*** Input data ***

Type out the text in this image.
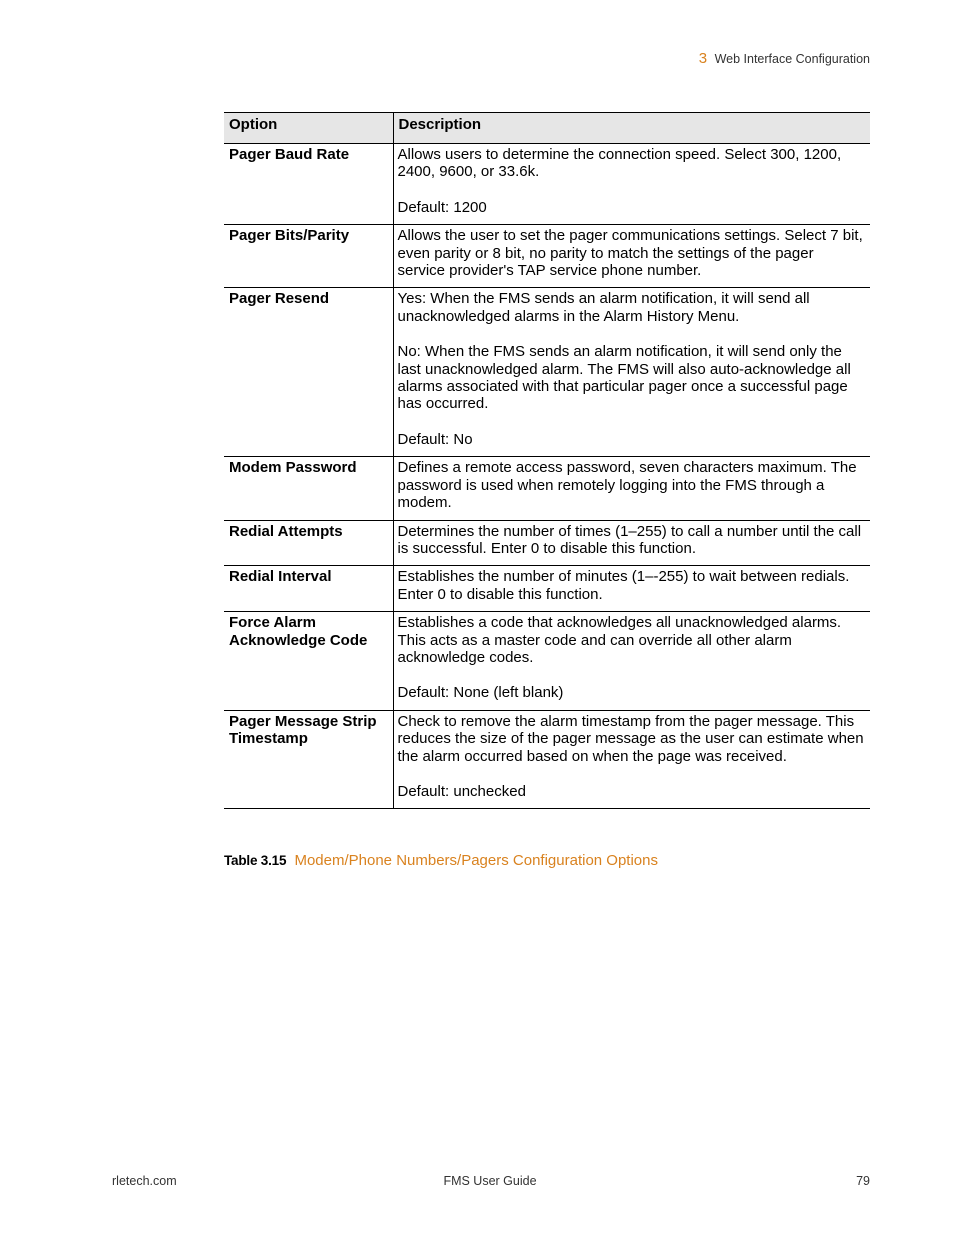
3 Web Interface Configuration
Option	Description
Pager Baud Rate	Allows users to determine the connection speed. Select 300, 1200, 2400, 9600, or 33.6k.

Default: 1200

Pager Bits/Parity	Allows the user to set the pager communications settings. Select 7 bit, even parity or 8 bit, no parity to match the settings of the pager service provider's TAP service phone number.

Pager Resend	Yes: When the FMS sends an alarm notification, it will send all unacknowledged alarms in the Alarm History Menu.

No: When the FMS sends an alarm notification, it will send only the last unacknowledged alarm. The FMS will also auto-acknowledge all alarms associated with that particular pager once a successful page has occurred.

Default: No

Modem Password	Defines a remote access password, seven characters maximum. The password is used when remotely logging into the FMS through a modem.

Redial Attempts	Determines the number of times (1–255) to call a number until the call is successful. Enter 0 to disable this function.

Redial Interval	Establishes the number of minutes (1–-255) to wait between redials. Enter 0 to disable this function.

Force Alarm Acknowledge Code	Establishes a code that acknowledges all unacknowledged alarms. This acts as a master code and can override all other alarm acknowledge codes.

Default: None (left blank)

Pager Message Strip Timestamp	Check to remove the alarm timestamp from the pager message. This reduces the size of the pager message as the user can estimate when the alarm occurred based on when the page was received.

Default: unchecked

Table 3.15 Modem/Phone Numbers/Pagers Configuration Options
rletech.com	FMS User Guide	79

***

Written task:
Reproduce the material in full, word for word, and omit the pictures.

Answer:
Type out the text in this image.
3 Web Interface Configuration
Option	Description
Pager Baud Rate	Allows users to determine the connection speed. Select 300, 1200, 2400, 9600, or 33.6k.

Default: 1200

Pager Bits/Parity	Allows the user to set the pager communications settings. Select 7 bit, even parity or 8 bit, no parity to match the settings of the pager service provider's TAP service phone number.

Pager Resend	Yes: When the FMS sends an alarm notification, it will send all unacknowledged alarms in the Alarm History Menu.

No: When the FMS sends an alarm notification, it will send only the last unacknowledged alarm. The FMS will also auto-acknowledge all alarms associated with that particular pager once a successful page has occurred.

Default: No

Modem Password	Defines a remote access password, seven characters maximum. The password is used when remotely logging into the FMS through a modem.

Redial Attempts	Determines the number of times (1–255) to call a number until the call is successful. Enter 0 to disable this function.

Redial Interval	Establishes the number of minutes (1–-255) to wait between redials. Enter 0 to disable this function.

Force Alarm Acknowledge Code	Establishes a code that acknowledges all unacknowledged alarms. This acts as a master code and can override all other alarm acknowledge codes.

Default: None (left blank)

Pager Message Strip Timestamp	Check to remove the alarm timestamp from the pager message. This reduces the size of the pager message as the user can estimate when the alarm occurred based on when the page was received.

Default: unchecked

Table 3.15 Modem/Phone Numbers/Pagers Configuration Options
rletech.com	FMS User Guide	79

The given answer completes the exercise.